* [What is expected] Could you print every record below exactly as it appears?

Dataset records start

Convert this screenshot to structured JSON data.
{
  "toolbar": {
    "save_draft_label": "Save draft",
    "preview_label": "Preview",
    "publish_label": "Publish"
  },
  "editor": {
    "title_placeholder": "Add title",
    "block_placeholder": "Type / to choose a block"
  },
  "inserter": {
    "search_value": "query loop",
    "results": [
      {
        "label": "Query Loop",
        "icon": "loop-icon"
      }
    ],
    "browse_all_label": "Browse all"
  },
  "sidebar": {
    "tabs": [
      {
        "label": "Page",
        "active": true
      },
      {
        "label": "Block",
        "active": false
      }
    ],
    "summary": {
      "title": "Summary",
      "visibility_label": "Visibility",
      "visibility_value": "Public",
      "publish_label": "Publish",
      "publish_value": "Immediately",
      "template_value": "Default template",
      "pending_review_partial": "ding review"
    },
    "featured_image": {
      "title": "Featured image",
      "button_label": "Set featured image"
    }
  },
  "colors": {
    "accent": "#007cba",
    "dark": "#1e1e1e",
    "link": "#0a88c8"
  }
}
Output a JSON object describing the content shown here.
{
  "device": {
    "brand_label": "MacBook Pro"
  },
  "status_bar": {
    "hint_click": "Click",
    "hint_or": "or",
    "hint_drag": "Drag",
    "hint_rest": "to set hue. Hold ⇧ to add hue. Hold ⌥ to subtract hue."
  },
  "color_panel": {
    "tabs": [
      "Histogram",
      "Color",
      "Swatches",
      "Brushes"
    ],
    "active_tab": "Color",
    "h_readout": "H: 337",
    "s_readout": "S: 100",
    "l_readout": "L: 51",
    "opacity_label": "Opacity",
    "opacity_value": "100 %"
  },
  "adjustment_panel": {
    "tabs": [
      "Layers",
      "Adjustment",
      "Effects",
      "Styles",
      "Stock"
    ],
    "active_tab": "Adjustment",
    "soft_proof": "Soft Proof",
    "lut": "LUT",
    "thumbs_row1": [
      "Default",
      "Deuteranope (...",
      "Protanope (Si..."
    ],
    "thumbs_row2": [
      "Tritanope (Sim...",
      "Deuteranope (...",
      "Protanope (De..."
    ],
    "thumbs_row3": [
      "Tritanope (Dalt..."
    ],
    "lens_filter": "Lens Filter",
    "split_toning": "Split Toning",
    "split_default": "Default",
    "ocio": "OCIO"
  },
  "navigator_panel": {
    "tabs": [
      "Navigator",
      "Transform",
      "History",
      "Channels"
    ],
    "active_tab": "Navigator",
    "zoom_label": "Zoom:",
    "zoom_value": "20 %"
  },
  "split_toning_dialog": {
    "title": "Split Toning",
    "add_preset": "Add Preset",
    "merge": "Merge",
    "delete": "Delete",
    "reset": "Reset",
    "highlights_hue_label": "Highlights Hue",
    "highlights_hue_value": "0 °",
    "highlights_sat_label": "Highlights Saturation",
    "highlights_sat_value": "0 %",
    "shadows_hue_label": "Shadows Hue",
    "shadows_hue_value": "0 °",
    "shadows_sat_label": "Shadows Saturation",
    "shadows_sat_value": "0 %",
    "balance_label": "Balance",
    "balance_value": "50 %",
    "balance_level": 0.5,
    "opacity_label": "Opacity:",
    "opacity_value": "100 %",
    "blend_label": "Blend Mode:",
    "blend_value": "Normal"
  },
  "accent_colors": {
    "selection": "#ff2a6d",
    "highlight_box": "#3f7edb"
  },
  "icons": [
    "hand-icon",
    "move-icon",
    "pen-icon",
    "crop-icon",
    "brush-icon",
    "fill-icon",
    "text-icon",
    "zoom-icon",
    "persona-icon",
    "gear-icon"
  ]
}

Dataset records end

* [Exercise solution]
Convert this screenshot to structured JSON data.
{
  "toolbar": {
    "save_draft_label": "Save draft",
    "preview_label": "Preview",
    "publish_label": "Publish"
  },
  "editor": {
    "title_placeholder": "Add title",
    "block_placeholder": "Type / to choose a block"
  },
  "inserter": {
    "search_value": "query loop",
    "results": [
      {
        "label": "Query Loop",
        "icon": "loop-icon"
      }
    ],
    "browse_all_label": "Browse all"
  },
  "sidebar": {
    "tabs": [
      {
        "label": "Page",
        "active": true
      },
      {
        "label": "Block",
        "active": false
      }
    ],
    "summary": {
      "title": "Summary",
      "visibility_label": "Visibility",
      "visibility_value": "Public",
      "publish_label": "Publish",
      "publish_value": "Immediately",
      "template_value": "Default template",
      "pending_review_partial": "ding review"
    },
    "featured_image": {
      "title": "Featured image",
      "button_label": "Set featured image"
    }
  },
  "colors": {
    "accent": "#007cba",
    "dark": "#1e1e1e",
    "link": "#0a88c8"
  }
}
Output a JSON object describing the content shown here.
{
  "device": {
    "brand_label": "MacBook Pro"
  },
  "status_bar": {
    "hint_click": "Click",
    "hint_or": "or",
    "hint_drag": "Drag",
    "hint_rest": "to set hue. Hold ⇧ to add hue. Hold ⌥ to subtract hue."
  },
  "color_panel": {
    "tabs": [
      "Histogram",
      "Color",
      "Swatches",
      "Brushes"
    ],
    "active_tab": "Color",
    "h_readout": "H: 337",
    "s_readout": "S: 100",
    "l_readout": "L: 51",
    "opacity_label": "Opacity",
    "opacity_value": "100 %"
  },
  "adjustment_panel": {
    "tabs": [
      "Layers",
      "Adjustment",
      "Effects",
      "Styles",
      "Stock"
    ],
    "active_tab": "Adjustment",
    "soft_proof": "Soft Proof",
    "lut": "LUT",
    "thumbs_row1": [
      "Default",
      "Deuteranope (...",
      "Protanope (Si..."
    ],
    "thumbs_row2": [
      "Tritanope (Sim...",
      "Deuteranope (...",
      "Protanope (De..."
    ],
    "thumbs_row3": [
      "Tritanope (Dalt..."
    ],
    "lens_filter": "Lens Filter",
    "split_toning": "Split Toning",
    "split_default": "Default",
    "ocio": "OCIO"
  },
  "navigator_panel": {
    "tabs": [
      "Navigator",
      "Transform",
      "History",
      "Channels"
    ],
    "active_tab": "Navigator",
    "zoom_label": "Zoom:",
    "zoom_value": "20 %"
  },
  "split_toning_dialog": {
    "title": "Split Toning",
    "add_preset": "Add Preset",
    "merge": "Merge",
    "delete": "Delete",
    "reset": "Reset",
    "highlights_hue_label": "Highlights Hue",
    "highlights_hue_value": "0 °",
    "highlights_sat_label": "Highlights Saturation",
    "highlights_sat_value": "0 %",
    "shadows_hue_label": "Shadows Hue",
    "shadows_hue_value": "0 °",
    "shadows_sat_label": "Shadows Saturation",
    "shadows_sat_value": "0 %",
    "balance_label": "Balance",
    "balance_value": "50 %",
    "balance_level": 0.5,
    "opacity_label": "Opacity:",
    "opacity_value": "100 %",
    "blend_label": "Blend Mode:",
    "blend_value": "Normal"
  },
  "accent_colors": {
    "selection": "#ff2a6d",
    "highlight_box": "#3f7edb"
  },
  "icons": [
    "hand-icon",
    "move-icon",
    "pen-icon",
    "crop-icon",
    "brush-icon",
    "fill-icon",
    "text-icon",
    "zoom-icon",
    "persona-icon",
    "gear-icon"
  ]
}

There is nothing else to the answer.